— START OF DATA SHOWN —
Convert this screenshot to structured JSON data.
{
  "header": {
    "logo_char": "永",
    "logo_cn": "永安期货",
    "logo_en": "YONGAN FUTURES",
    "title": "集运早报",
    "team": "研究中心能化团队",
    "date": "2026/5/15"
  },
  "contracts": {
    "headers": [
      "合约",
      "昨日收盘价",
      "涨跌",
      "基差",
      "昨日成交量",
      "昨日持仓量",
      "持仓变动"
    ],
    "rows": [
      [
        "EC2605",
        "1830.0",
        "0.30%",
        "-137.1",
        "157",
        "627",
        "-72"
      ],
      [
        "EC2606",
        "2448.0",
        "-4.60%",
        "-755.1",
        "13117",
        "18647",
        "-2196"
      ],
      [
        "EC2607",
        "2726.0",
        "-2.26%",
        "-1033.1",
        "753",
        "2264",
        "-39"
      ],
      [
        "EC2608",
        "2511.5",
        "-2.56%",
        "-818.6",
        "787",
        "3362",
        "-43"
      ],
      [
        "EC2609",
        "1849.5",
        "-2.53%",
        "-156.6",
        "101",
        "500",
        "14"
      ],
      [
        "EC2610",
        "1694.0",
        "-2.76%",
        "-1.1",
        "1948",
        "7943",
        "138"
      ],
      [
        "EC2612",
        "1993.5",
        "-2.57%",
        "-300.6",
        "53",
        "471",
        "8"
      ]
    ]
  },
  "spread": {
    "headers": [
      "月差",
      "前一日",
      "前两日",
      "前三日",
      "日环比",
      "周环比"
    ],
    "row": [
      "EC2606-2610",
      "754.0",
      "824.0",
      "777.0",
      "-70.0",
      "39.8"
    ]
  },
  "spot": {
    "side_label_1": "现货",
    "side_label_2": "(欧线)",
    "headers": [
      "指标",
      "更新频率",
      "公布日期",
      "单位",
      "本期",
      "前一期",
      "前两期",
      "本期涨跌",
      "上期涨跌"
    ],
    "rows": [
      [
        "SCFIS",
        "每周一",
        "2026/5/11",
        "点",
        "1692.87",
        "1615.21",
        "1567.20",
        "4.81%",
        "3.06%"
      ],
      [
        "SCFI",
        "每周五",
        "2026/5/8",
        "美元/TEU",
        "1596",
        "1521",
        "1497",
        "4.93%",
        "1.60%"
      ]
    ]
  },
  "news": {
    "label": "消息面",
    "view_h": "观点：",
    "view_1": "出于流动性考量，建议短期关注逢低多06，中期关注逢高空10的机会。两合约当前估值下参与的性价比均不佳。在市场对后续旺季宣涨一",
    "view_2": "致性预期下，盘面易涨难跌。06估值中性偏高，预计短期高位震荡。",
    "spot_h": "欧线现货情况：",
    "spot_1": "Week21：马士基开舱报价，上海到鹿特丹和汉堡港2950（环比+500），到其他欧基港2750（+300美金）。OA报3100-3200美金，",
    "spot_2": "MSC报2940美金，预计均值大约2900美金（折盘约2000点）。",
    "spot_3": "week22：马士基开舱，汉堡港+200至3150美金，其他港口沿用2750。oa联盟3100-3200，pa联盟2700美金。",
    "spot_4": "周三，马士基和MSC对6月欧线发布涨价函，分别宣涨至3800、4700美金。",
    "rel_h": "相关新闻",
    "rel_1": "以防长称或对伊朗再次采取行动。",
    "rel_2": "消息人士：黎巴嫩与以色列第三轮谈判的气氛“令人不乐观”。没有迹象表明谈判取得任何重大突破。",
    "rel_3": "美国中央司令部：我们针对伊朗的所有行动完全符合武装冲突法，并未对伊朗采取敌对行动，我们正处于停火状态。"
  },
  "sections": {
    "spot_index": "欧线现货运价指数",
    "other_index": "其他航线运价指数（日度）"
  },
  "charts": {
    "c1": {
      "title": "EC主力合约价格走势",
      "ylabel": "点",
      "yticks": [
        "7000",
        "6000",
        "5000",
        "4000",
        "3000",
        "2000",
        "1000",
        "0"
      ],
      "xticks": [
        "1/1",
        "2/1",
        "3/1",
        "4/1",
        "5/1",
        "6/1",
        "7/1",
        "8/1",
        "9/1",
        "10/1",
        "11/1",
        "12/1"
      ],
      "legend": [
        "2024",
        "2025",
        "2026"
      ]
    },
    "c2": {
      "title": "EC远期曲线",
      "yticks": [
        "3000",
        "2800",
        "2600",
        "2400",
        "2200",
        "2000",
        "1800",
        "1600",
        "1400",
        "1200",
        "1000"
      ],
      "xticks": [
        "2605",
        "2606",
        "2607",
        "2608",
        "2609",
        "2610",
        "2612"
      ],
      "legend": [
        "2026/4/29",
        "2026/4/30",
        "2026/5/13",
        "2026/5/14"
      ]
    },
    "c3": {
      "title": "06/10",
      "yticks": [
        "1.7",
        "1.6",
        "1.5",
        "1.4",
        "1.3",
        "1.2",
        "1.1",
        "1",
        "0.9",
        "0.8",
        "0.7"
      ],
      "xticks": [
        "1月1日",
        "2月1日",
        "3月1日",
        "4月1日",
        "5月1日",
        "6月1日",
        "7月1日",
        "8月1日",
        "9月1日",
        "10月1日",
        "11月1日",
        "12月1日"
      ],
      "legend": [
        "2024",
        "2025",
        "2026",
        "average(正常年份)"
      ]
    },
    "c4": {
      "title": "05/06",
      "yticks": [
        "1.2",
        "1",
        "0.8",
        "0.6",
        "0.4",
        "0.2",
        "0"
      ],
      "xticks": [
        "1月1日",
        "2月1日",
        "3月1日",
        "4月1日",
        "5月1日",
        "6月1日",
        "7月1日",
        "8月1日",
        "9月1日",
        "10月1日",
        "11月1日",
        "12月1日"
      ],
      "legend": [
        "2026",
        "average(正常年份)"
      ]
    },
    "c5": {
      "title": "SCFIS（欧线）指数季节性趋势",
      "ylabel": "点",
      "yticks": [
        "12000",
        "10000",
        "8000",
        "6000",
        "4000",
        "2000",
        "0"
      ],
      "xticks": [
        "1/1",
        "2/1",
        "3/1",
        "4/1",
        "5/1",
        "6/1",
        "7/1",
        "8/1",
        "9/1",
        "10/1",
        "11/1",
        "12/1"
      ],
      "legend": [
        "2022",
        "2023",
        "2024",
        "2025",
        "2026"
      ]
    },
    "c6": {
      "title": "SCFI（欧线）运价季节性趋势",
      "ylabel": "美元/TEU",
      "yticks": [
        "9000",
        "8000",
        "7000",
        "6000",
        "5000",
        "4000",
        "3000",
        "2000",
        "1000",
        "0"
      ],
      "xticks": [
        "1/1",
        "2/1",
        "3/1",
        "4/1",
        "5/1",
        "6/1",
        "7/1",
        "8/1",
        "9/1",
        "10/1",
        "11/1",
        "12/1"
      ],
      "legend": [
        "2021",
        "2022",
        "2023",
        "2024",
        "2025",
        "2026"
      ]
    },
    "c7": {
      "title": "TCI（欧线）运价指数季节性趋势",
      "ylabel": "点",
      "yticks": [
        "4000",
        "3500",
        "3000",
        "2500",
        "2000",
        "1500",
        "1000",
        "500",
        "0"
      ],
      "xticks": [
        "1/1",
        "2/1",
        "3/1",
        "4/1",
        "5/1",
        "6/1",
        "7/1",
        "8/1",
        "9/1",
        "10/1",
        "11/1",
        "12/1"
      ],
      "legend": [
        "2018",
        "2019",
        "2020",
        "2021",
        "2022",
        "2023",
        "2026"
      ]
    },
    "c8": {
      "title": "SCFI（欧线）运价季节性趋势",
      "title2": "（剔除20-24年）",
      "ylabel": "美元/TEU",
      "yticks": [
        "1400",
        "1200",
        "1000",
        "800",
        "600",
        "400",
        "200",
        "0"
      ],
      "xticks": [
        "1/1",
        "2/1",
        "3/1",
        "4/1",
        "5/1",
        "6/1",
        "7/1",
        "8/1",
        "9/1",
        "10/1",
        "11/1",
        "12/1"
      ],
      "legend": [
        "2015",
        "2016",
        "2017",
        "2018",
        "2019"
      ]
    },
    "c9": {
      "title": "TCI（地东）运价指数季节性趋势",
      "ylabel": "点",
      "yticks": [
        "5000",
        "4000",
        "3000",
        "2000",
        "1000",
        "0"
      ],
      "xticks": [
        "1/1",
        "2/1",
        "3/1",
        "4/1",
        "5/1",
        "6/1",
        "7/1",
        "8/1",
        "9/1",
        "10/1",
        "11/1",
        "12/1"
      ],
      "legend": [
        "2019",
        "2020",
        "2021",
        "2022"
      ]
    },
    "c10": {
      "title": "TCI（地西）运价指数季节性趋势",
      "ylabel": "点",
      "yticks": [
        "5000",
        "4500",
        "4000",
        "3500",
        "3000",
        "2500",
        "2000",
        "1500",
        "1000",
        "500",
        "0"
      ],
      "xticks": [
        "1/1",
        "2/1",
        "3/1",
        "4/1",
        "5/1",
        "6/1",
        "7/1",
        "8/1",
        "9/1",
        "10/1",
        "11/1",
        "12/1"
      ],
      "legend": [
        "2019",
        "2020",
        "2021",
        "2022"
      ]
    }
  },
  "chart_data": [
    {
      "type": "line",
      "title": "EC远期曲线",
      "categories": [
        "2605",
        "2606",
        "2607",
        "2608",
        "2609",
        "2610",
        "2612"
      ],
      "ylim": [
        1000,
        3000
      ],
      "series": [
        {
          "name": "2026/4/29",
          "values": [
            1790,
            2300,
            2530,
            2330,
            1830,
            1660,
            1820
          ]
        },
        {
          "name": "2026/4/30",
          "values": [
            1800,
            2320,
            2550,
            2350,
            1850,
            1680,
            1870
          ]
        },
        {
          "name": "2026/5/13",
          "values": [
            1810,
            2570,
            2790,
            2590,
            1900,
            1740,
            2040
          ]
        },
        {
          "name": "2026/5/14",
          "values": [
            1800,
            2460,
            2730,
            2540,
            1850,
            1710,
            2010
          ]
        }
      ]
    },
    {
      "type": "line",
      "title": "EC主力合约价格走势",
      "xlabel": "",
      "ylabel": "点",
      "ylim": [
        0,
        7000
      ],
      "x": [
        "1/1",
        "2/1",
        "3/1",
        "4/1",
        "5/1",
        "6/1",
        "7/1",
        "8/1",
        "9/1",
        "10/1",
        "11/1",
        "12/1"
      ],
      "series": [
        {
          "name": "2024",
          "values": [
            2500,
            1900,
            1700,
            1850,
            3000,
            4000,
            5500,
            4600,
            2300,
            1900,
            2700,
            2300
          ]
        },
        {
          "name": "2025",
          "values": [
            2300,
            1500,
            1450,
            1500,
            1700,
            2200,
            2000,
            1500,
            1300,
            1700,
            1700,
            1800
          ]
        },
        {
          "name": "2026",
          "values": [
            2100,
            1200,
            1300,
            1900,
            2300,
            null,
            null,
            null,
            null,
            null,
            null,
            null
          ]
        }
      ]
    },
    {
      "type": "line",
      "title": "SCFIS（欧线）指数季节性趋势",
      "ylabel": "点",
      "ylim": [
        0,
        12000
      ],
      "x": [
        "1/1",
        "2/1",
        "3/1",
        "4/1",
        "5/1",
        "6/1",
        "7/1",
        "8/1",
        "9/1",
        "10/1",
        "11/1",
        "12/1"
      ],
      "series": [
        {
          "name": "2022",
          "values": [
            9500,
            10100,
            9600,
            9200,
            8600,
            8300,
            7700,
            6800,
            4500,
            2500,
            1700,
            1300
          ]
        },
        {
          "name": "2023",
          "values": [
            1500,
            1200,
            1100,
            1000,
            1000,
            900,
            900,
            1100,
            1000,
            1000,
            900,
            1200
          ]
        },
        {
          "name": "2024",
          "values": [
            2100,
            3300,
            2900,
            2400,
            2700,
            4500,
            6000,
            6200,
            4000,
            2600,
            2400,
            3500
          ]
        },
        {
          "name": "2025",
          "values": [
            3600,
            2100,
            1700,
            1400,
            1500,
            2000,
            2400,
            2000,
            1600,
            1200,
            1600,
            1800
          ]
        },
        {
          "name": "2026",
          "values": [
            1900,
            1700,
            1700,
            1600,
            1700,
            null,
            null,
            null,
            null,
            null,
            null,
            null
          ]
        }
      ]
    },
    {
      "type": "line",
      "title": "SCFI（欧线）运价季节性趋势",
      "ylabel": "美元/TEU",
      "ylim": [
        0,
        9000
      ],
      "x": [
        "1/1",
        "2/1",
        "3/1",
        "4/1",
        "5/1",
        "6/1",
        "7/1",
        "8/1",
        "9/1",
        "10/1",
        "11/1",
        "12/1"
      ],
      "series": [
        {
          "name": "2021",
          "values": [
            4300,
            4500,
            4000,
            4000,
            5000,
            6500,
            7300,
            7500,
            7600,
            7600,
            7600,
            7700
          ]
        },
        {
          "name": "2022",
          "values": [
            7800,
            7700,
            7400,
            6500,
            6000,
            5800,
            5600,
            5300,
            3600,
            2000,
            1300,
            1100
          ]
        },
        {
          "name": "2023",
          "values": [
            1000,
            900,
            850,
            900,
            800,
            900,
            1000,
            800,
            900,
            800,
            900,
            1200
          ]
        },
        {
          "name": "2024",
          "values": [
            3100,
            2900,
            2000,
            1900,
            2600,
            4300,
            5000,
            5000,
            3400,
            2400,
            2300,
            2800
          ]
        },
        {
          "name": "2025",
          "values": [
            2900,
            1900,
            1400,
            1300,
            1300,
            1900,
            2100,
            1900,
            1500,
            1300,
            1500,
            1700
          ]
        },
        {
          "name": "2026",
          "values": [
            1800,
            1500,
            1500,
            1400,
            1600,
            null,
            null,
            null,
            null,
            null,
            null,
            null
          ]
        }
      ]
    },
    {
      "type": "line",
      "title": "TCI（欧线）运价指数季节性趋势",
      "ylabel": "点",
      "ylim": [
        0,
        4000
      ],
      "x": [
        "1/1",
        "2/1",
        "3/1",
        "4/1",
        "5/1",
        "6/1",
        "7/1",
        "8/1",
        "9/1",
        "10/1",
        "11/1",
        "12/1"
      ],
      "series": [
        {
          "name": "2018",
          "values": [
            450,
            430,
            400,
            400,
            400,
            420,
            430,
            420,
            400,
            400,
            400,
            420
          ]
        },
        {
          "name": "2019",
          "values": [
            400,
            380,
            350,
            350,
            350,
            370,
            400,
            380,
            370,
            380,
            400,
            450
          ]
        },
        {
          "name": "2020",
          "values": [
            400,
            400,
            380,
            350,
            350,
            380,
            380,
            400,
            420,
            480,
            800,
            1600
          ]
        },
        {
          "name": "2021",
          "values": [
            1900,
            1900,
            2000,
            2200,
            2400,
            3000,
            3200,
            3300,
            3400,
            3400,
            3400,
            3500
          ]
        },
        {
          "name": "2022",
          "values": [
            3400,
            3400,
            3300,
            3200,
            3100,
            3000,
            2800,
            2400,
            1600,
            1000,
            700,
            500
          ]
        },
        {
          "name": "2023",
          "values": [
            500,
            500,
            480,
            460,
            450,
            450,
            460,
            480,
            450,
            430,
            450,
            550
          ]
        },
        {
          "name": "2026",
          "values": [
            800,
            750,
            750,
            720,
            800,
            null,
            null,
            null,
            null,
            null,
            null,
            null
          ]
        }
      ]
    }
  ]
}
— END OF DATA SHOWN —
**WHAT IS BEING ASKED:** Give only the number of lines in the data that hold the string "运价指数季节性趋势".

**WRITTEN REPLY:** 4